[Start of EXTRACTED RECORDS]

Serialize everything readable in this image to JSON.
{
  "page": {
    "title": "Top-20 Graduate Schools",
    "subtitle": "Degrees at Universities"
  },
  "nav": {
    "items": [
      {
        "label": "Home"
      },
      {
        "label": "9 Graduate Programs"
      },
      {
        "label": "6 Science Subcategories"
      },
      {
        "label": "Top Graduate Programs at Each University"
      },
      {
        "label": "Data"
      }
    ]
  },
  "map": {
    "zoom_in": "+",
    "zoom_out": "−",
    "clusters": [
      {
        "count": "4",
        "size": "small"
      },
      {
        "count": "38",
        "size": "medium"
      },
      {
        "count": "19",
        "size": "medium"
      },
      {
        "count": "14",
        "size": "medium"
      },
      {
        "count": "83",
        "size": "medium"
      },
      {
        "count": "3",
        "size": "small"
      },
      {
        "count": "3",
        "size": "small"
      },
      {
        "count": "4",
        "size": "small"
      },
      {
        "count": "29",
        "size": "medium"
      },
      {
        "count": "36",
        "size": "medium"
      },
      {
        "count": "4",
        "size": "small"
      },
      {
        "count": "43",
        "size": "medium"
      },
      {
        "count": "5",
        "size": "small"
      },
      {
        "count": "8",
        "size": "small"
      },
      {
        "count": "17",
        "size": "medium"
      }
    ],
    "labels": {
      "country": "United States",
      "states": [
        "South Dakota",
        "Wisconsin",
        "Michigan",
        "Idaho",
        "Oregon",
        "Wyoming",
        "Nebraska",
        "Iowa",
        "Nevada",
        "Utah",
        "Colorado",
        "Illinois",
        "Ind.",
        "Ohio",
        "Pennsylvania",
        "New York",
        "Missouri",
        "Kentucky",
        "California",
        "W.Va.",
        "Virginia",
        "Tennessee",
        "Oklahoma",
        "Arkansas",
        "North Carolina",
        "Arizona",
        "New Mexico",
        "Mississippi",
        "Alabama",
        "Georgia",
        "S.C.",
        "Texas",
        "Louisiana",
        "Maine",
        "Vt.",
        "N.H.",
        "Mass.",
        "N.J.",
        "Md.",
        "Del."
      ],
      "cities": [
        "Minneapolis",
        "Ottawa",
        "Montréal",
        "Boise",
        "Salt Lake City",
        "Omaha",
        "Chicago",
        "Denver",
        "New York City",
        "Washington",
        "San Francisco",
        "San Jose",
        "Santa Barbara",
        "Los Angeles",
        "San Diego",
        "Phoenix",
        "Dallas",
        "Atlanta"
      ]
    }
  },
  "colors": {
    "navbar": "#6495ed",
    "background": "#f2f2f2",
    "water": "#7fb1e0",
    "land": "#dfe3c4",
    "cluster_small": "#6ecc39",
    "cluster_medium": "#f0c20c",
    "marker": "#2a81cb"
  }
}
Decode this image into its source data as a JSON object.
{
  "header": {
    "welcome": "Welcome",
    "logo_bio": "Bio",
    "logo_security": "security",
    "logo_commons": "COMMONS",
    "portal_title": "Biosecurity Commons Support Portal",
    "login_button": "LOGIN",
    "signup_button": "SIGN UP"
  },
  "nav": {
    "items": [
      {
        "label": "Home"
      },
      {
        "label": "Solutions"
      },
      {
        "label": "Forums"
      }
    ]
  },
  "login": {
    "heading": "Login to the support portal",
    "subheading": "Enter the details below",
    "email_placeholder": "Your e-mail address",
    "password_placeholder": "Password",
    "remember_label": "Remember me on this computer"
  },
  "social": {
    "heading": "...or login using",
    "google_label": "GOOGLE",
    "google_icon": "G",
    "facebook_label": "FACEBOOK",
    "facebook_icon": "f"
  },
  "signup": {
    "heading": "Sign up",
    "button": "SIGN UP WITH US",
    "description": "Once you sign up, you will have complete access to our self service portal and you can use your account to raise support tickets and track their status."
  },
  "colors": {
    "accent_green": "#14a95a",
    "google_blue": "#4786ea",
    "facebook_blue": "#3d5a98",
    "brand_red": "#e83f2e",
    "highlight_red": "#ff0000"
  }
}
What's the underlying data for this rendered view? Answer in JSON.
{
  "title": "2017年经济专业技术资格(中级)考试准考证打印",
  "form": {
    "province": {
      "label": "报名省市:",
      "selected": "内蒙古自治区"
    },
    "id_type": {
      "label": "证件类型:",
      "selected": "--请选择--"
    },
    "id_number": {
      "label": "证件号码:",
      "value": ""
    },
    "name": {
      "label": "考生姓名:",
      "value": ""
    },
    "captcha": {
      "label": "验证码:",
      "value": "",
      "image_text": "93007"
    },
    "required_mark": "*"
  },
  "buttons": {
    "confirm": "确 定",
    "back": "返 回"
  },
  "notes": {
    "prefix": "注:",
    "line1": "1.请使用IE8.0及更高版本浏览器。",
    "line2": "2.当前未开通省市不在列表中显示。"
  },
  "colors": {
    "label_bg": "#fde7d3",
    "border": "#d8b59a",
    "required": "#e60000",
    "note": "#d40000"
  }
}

[End of EXTRACTED RECORDS]

# SHORT TASK
Give the count of lines in the listing that hold the word "Graduate", with no other text.

# CORRECT ANSWER
3